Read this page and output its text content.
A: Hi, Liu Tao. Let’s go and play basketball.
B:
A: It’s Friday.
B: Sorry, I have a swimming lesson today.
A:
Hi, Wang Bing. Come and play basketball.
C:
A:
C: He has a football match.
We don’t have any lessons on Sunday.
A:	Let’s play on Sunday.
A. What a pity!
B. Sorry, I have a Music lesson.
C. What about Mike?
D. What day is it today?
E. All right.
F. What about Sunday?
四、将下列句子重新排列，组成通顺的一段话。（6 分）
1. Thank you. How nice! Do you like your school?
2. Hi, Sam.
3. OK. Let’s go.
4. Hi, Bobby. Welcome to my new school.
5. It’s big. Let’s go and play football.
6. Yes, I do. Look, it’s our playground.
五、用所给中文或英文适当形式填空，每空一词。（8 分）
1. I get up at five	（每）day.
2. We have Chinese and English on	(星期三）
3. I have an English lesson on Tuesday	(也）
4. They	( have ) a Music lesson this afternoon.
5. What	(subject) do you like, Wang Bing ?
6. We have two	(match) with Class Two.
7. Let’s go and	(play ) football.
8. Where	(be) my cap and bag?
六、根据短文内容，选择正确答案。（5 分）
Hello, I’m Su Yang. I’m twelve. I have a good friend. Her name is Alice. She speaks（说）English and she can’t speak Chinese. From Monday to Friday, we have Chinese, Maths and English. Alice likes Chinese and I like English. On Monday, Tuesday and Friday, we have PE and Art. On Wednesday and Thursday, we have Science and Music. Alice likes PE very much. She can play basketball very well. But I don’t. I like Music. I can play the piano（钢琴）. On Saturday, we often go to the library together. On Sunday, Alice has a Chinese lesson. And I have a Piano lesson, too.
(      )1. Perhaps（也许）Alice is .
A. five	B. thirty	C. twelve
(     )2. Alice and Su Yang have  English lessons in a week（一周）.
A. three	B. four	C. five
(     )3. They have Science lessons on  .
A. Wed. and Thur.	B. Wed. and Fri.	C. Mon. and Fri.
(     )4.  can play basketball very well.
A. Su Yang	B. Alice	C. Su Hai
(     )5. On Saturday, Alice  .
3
────────────────────────────────────────
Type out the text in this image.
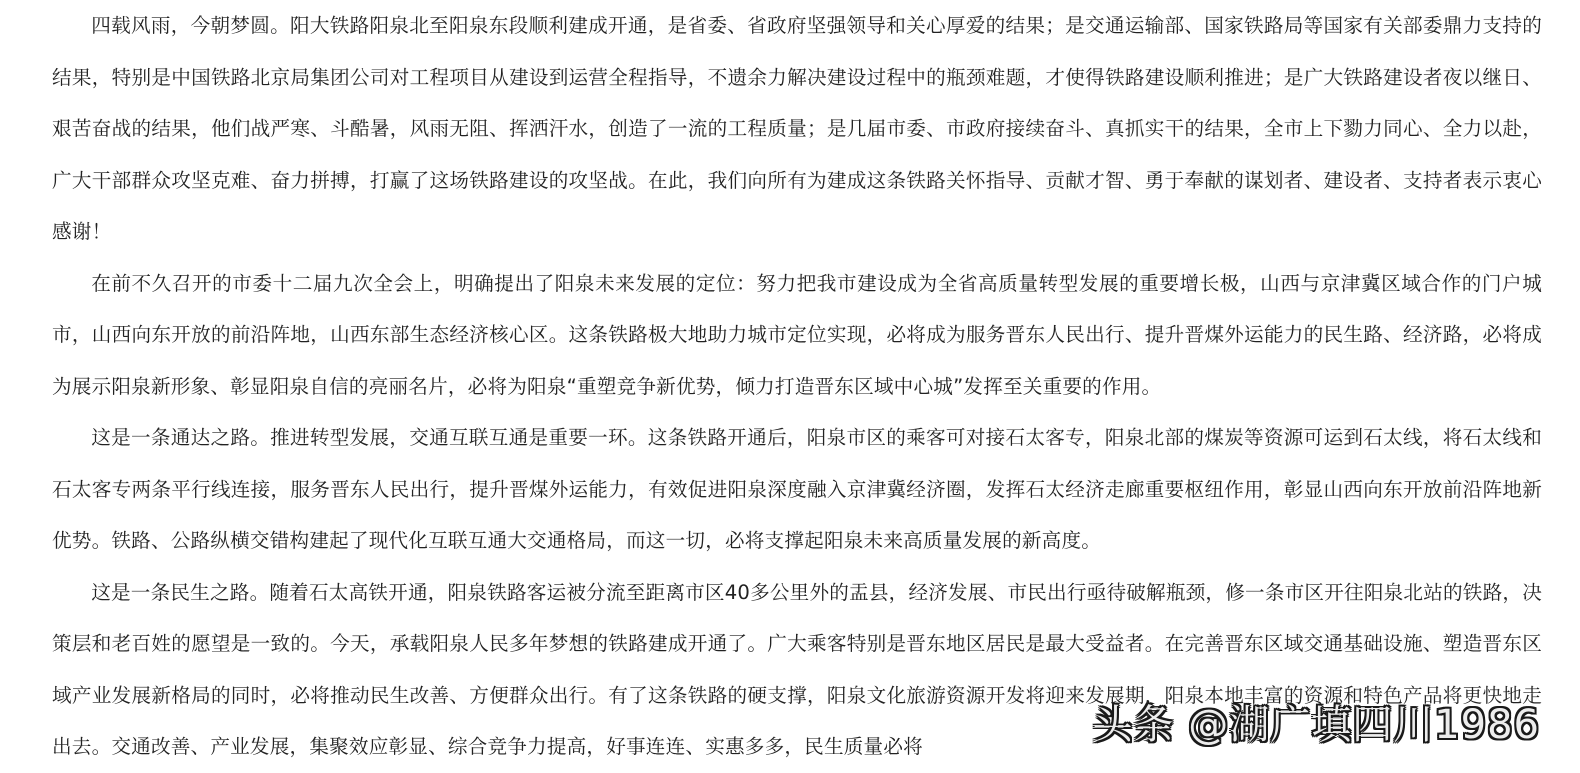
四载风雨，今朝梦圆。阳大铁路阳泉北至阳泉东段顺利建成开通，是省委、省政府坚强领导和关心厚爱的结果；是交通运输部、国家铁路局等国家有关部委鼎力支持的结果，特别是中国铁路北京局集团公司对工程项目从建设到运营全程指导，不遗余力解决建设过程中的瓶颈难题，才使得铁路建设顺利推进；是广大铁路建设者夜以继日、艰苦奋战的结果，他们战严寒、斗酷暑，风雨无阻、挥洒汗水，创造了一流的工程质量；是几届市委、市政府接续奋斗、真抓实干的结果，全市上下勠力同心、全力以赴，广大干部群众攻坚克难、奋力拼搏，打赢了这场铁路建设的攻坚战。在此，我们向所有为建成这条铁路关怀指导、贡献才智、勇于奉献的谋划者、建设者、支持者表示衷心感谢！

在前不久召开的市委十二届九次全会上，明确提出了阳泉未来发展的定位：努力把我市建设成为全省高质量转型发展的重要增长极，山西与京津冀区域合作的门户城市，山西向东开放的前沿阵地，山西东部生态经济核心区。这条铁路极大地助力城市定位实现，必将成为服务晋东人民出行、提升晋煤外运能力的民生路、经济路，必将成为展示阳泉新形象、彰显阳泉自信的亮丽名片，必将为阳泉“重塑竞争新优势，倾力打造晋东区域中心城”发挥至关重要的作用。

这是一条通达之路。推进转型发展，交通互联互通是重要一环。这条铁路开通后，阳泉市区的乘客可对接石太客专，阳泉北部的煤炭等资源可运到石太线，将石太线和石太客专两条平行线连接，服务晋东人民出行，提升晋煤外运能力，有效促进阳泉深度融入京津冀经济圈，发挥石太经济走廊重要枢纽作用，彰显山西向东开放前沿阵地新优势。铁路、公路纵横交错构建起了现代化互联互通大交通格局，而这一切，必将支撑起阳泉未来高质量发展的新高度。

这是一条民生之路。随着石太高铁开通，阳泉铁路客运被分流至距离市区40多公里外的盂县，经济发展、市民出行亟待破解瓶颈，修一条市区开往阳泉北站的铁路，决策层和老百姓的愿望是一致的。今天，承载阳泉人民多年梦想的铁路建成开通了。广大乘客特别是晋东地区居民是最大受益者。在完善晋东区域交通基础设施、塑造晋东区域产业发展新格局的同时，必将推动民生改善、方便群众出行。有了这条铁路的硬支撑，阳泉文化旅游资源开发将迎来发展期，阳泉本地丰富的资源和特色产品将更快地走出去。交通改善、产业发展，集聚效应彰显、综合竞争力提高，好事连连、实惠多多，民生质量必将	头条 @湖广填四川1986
────────────────────────────────────────
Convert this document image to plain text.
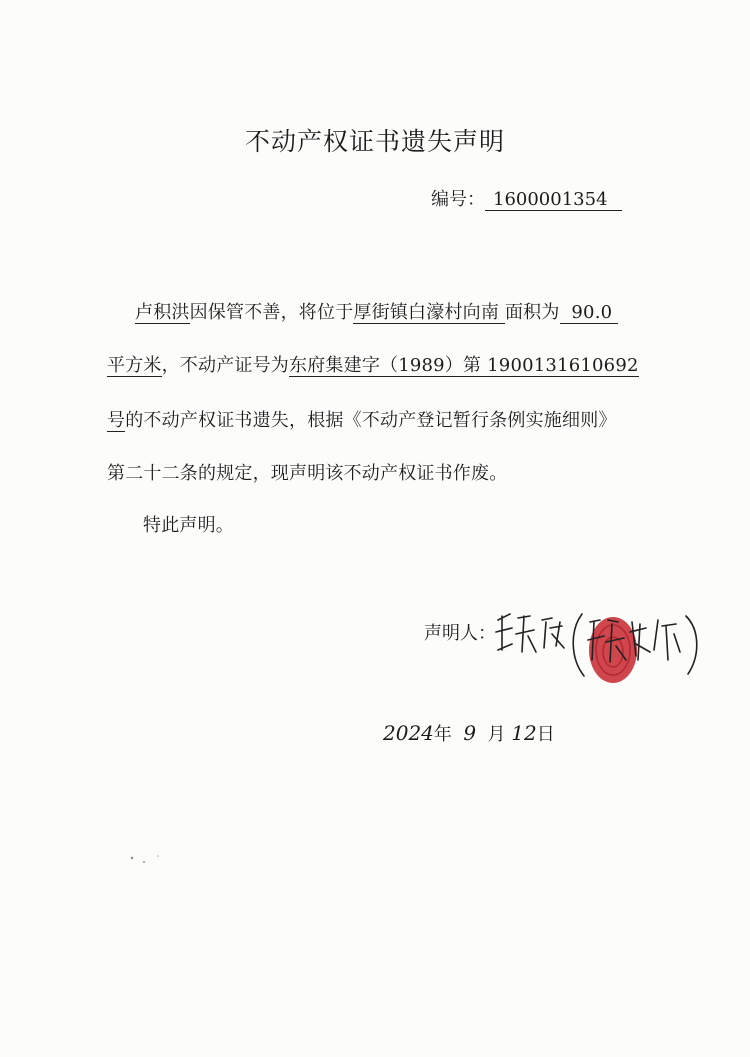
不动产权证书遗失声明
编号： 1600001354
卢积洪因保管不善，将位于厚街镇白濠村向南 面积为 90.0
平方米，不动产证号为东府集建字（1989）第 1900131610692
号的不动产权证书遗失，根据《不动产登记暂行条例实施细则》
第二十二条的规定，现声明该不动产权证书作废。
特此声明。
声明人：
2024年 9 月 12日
────────────────────────────────────────
INSTRUCTIONS TO FOLLOW — Copy every line from the records above that contains the word "football".

TASK SOLUTION —
C: He has a football match.
5. It’s big. Let’s go and play football.
7. Let’s go and	(play ) football.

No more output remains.